— begin —
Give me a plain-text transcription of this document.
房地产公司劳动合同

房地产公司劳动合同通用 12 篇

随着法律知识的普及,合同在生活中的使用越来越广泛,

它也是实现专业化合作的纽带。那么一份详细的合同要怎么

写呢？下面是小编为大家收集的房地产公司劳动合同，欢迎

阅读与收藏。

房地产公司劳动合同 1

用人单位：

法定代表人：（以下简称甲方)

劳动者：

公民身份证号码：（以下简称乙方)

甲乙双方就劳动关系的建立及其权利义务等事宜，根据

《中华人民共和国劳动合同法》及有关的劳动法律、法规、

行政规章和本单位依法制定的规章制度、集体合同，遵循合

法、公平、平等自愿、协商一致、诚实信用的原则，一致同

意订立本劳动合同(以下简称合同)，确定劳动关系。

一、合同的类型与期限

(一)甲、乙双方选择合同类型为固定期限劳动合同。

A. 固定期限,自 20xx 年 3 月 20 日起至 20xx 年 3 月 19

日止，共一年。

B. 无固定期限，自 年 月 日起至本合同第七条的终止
— end —
— begin —
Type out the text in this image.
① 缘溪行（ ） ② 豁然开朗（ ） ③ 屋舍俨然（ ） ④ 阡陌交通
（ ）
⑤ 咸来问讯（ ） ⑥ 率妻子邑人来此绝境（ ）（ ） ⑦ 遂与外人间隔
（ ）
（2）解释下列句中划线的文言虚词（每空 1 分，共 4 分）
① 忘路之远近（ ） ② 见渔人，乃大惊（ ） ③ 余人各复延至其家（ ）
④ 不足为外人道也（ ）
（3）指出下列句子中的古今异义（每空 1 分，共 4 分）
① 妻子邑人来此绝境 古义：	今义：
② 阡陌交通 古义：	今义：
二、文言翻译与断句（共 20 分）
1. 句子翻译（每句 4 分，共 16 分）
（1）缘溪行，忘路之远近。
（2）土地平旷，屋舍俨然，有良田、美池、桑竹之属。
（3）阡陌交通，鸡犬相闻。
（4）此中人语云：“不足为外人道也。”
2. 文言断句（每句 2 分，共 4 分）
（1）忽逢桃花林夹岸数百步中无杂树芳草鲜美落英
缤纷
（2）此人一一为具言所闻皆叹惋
— end —
Task to complete ▸ Search the data for the word "this" and copy each line where it appears.

Complete answer ▸
Give me a plain-text transcription of this document.
Type out the text in this image.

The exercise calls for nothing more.